[START]

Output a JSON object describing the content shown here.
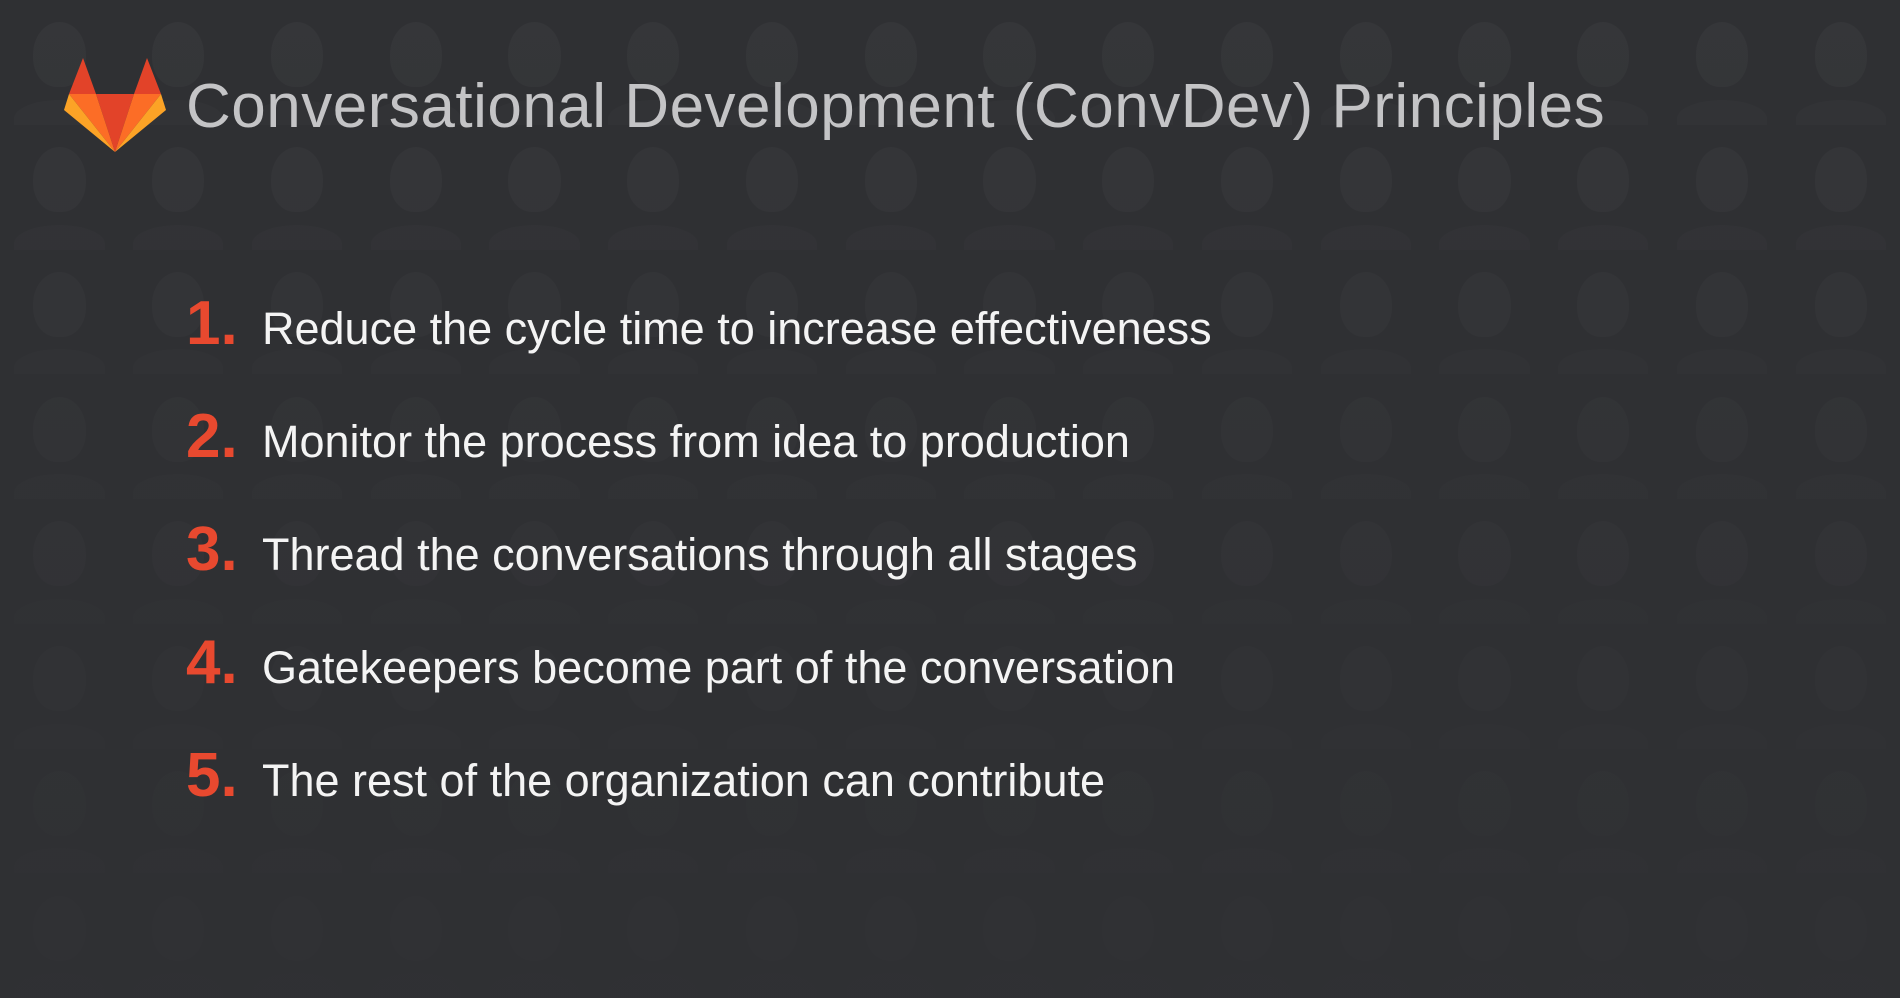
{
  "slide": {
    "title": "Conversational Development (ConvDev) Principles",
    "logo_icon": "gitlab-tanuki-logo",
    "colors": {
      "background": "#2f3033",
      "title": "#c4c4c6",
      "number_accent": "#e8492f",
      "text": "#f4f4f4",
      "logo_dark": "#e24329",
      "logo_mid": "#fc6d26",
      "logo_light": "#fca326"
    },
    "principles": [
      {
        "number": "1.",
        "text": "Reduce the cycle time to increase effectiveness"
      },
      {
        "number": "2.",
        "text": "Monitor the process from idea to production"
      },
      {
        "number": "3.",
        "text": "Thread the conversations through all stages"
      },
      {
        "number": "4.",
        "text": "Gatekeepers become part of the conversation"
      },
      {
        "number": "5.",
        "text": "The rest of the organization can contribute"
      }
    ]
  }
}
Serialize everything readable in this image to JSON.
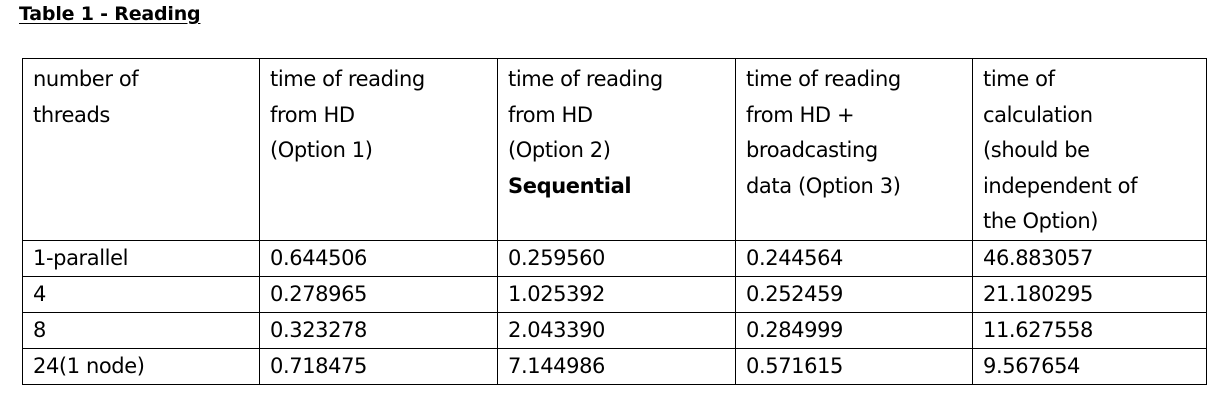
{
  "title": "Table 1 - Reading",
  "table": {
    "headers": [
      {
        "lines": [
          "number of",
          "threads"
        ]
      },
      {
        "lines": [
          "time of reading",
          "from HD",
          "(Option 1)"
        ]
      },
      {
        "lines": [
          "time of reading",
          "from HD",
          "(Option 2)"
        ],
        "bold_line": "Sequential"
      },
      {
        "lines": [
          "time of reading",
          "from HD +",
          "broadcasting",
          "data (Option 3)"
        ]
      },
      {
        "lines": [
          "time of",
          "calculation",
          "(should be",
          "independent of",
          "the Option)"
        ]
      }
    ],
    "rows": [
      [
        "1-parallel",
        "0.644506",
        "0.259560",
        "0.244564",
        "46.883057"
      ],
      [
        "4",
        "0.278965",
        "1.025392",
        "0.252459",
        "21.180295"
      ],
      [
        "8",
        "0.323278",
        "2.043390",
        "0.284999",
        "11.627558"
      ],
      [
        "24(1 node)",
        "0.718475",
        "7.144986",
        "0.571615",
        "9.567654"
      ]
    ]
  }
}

[END]
[START]

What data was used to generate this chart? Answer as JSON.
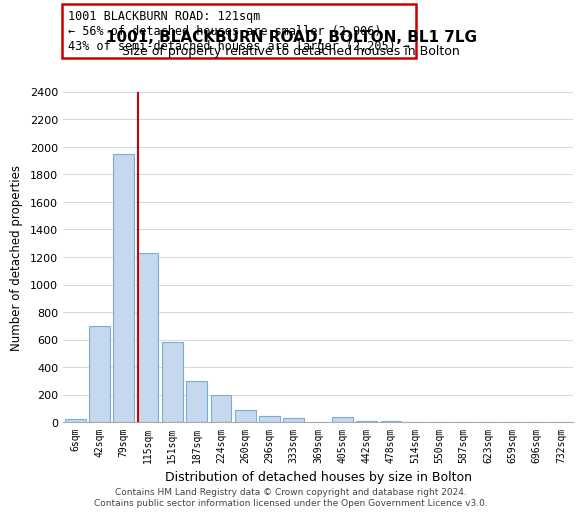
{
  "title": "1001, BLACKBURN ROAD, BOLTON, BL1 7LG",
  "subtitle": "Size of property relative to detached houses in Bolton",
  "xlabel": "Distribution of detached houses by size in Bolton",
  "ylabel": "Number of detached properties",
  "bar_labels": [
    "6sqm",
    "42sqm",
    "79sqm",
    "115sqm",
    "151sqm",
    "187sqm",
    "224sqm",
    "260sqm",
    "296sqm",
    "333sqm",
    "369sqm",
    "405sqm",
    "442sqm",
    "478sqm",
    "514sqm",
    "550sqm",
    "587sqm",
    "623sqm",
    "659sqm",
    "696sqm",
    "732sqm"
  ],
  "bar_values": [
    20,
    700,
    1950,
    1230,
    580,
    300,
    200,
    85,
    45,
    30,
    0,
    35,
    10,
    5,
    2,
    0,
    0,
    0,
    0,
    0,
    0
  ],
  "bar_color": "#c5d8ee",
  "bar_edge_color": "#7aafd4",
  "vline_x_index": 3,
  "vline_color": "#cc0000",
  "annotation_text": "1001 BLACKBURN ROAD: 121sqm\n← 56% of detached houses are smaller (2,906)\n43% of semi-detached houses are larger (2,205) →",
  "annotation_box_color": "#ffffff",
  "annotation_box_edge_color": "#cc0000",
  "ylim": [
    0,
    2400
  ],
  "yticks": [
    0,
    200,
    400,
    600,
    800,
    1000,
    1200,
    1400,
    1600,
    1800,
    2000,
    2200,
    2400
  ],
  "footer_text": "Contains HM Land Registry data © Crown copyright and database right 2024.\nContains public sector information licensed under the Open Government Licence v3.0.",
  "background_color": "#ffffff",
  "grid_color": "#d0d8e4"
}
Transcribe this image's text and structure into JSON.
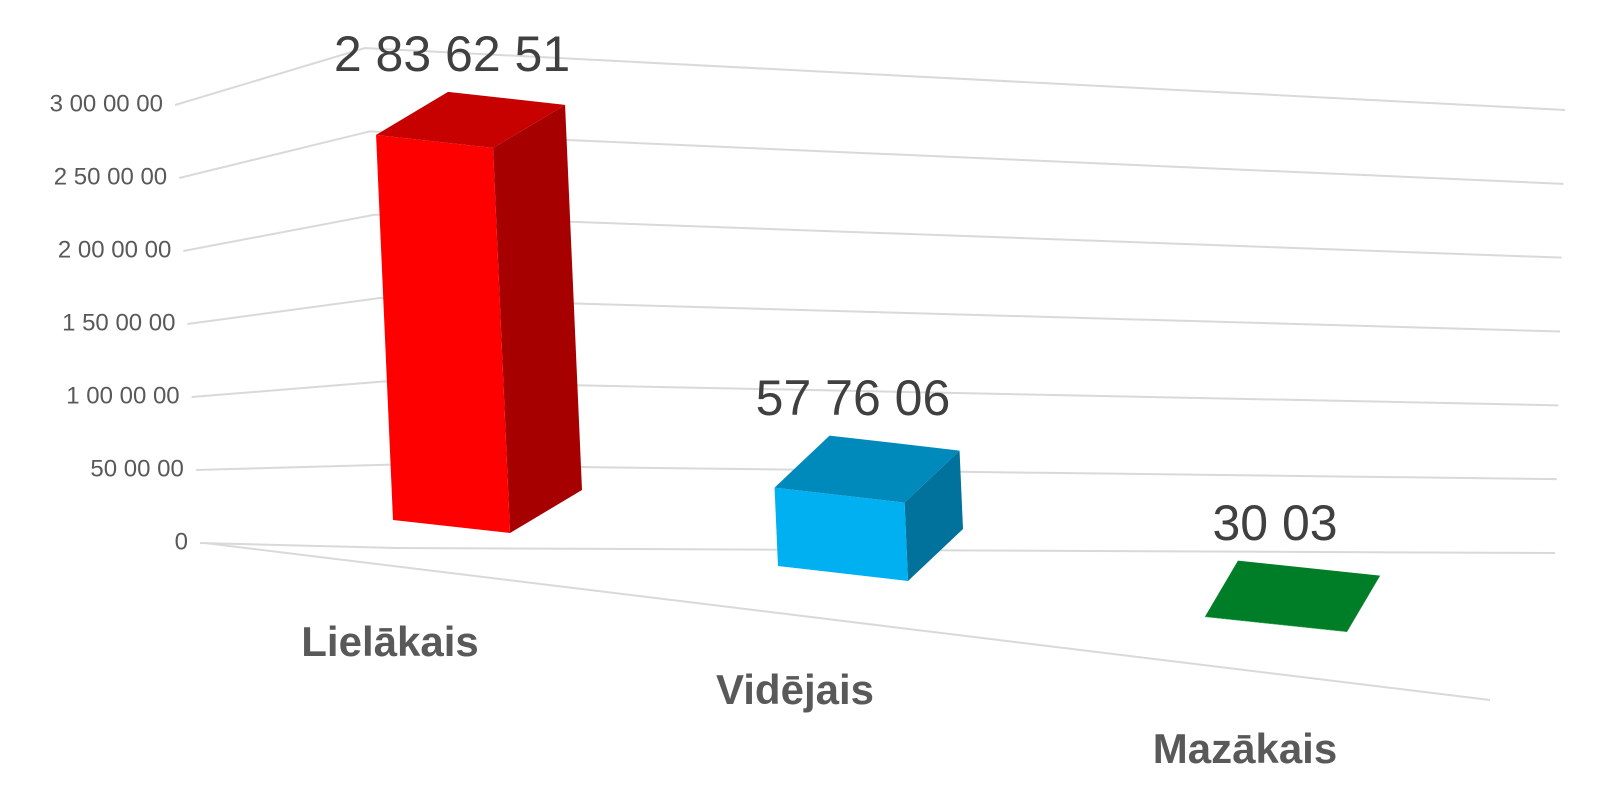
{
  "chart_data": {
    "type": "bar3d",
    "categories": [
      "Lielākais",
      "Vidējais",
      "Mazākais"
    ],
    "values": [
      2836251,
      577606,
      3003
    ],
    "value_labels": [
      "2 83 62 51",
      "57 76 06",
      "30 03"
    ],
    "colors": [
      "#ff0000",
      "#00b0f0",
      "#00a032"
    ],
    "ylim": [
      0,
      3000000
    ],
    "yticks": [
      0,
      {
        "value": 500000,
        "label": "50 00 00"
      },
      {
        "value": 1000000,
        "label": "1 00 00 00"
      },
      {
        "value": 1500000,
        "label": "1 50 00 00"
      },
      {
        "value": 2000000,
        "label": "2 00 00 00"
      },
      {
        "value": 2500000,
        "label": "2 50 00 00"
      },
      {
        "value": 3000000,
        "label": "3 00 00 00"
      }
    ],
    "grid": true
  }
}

[END]
[START]

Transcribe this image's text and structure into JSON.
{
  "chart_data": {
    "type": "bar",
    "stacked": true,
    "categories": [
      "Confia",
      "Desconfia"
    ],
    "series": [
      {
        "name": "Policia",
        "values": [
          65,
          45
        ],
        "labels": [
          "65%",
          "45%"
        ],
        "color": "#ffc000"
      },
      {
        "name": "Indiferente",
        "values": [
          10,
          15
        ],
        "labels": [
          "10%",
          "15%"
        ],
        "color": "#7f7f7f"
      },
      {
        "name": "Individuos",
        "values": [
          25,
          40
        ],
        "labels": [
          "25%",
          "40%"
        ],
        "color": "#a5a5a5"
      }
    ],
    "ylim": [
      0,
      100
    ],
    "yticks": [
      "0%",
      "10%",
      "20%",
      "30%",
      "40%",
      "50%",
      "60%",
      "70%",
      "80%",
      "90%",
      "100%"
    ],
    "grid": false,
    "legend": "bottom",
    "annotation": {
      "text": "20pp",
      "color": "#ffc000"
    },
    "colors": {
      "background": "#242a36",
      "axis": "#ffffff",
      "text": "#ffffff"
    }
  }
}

[END]

Check each line above for "BLACKBURN" and return the ones that have it.

  "title": "1001, BLACKBURN ROAD, BOLTON, BL1 7LG",
  "annotation_text": "1001 BLACKBURN ROAD: 121sqm\n← 56% of detached houses are smaller (2,906)\n43% of semi-detached houses are larger (2,205) →",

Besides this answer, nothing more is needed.